WHAT THIS TASK INVOLVES. Using the listing below, copy every line that mentions "кредита".

EXCERPTED DATA.
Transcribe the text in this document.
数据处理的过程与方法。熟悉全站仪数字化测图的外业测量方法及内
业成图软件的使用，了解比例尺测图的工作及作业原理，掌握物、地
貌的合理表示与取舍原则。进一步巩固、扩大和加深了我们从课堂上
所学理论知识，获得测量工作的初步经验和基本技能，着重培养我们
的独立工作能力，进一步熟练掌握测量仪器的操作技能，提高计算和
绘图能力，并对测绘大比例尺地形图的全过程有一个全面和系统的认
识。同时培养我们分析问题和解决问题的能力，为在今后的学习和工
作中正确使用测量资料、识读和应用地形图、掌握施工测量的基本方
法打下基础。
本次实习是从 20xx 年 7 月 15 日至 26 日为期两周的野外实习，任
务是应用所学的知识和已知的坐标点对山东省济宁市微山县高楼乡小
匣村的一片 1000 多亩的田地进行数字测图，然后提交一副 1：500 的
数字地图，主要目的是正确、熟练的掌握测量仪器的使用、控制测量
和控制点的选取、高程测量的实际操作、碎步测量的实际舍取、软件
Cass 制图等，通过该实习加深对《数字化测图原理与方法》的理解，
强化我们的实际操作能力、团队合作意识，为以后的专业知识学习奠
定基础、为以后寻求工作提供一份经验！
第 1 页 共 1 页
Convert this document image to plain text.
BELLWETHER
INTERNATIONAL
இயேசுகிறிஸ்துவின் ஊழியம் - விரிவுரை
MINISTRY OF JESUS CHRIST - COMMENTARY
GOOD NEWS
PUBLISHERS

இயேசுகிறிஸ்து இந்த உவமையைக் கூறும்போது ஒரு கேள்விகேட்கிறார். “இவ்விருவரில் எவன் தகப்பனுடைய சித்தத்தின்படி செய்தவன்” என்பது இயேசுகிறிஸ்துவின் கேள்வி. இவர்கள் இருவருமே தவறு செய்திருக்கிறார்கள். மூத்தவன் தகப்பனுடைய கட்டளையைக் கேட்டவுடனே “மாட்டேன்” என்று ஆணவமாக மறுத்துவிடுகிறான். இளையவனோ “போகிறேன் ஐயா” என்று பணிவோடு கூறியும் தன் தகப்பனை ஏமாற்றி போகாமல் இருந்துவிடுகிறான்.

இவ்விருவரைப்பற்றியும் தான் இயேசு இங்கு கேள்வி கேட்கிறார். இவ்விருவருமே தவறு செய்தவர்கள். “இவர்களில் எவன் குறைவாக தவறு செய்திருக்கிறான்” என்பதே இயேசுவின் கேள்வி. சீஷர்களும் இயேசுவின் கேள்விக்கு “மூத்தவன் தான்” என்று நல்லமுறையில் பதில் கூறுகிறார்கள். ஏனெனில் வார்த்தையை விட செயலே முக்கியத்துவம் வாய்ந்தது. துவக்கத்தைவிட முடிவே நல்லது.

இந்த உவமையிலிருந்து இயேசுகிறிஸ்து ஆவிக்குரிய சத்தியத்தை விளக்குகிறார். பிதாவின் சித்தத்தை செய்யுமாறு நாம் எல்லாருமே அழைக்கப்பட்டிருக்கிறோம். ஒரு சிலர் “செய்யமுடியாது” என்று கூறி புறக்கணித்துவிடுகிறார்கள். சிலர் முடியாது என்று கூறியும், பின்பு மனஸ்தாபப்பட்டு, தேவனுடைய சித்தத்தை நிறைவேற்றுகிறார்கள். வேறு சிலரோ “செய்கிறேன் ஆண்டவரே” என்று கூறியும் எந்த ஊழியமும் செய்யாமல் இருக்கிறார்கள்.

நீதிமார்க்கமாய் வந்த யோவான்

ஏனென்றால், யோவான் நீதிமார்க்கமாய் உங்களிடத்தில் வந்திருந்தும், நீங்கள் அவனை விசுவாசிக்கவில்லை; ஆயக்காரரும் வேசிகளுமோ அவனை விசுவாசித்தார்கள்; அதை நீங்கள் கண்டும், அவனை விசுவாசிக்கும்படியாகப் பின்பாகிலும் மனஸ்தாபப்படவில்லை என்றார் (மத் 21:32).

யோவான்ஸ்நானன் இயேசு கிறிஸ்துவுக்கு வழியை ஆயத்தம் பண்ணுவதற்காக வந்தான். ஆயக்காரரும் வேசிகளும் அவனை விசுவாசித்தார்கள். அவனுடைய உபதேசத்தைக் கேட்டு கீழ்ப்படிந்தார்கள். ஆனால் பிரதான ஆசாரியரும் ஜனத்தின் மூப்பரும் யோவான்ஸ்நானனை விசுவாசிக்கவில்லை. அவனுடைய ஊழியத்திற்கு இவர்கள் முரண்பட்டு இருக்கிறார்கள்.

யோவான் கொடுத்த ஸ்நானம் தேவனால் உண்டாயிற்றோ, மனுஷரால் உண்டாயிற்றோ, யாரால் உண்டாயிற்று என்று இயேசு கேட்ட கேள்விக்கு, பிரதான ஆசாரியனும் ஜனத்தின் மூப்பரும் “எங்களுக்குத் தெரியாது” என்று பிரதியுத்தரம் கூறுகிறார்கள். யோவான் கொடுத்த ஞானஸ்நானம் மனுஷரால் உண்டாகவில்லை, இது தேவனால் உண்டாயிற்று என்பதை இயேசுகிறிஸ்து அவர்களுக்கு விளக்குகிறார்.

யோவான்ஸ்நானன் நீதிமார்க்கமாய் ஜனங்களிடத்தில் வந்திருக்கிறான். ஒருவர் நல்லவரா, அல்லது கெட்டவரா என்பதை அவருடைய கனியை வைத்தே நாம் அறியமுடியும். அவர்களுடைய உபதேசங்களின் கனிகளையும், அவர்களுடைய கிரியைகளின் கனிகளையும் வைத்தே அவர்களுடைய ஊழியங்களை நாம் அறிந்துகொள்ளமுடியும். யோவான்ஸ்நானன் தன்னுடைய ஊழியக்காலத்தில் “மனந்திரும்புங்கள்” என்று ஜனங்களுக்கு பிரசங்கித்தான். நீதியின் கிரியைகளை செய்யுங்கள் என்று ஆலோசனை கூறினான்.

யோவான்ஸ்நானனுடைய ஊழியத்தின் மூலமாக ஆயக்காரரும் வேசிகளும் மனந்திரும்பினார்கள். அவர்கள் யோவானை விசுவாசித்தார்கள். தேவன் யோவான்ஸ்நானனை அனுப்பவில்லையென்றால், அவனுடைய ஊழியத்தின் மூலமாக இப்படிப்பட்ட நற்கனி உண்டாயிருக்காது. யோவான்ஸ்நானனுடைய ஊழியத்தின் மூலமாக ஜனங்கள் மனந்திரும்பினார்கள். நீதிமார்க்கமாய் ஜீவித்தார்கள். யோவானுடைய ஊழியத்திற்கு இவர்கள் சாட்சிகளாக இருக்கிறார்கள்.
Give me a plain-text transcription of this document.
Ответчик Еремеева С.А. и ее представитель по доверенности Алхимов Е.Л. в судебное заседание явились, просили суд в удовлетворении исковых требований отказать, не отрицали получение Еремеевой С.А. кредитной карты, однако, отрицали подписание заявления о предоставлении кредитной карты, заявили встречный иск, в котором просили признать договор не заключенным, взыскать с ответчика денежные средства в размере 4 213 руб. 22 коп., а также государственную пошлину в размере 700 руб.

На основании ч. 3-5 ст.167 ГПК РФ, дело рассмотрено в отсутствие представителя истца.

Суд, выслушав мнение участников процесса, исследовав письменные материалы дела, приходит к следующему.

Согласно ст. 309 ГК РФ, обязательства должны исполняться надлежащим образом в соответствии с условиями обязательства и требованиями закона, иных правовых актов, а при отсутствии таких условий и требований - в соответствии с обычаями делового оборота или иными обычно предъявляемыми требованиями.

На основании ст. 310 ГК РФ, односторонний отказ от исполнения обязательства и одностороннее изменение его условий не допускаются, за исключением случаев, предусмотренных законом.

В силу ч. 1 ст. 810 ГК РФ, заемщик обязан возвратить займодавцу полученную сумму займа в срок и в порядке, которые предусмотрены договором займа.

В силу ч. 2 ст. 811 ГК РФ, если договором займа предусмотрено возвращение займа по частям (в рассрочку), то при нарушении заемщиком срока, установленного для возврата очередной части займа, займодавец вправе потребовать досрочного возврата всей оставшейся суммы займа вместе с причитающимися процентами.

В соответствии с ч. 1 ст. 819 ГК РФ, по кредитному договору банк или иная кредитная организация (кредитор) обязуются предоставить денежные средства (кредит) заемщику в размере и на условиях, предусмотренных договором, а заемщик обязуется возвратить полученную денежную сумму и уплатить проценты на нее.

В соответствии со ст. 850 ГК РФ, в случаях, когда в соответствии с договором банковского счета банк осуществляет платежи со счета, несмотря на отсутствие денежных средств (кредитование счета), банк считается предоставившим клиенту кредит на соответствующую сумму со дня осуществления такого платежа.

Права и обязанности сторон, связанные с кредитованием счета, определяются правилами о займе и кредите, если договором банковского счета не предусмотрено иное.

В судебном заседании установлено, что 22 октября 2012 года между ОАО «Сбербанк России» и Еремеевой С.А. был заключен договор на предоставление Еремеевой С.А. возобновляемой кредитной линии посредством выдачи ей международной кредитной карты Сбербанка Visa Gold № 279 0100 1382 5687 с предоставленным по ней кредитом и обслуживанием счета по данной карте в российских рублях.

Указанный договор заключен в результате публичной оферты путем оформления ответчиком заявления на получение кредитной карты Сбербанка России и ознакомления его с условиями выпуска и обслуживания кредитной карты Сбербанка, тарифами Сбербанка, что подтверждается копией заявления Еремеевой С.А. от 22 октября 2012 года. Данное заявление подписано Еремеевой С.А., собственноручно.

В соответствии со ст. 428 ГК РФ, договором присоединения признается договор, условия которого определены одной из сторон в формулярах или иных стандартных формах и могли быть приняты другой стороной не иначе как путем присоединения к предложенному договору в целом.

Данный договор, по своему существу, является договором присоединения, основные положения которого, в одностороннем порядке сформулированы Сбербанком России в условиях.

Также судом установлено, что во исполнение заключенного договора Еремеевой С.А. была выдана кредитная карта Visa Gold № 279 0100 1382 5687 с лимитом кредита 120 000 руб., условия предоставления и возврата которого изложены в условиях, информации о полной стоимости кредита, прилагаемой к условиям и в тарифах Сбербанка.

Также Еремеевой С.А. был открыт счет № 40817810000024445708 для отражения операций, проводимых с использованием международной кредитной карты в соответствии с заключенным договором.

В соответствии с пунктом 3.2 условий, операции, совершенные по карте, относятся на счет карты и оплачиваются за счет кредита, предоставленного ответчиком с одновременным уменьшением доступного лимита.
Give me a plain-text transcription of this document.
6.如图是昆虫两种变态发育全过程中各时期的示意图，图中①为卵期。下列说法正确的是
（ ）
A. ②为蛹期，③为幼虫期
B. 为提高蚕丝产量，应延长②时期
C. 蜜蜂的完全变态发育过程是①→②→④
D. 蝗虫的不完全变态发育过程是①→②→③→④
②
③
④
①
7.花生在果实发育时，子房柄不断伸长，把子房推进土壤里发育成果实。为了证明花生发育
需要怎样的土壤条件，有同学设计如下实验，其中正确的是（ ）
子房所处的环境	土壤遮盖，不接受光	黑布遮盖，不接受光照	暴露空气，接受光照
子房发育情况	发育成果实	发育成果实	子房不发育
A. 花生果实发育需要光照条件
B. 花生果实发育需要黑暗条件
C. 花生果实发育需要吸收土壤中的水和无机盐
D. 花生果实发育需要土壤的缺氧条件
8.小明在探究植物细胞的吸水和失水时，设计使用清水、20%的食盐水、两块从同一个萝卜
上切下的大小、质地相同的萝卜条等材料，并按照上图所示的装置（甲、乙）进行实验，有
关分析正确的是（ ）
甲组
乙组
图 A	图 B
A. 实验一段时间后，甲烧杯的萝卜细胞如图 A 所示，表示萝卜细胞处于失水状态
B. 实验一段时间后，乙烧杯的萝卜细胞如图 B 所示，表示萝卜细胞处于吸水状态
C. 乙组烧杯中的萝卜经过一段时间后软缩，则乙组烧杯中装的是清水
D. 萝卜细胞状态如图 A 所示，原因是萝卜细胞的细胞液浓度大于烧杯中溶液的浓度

FINISHED ANSWER.
Также судом установлено, что во исполнение заключенного договора Еремеевой С.А. была выдана кредитная карта Visa Gold № 279 0100 1382 5687 с лимитом кредита 120 000 руб., условия предоставления и возврата которого изложены в условиях, информации о полной стоимости кредита, прилагаемой к условиям и в тарифах Сбербанка.
В соответствии с пунктом 3.2 условий, операции, совершенные по карте, относятся на счет карты и оплачиваются за счет кредита, предоставленного ответчиком с одновременным уменьшением доступного лимита.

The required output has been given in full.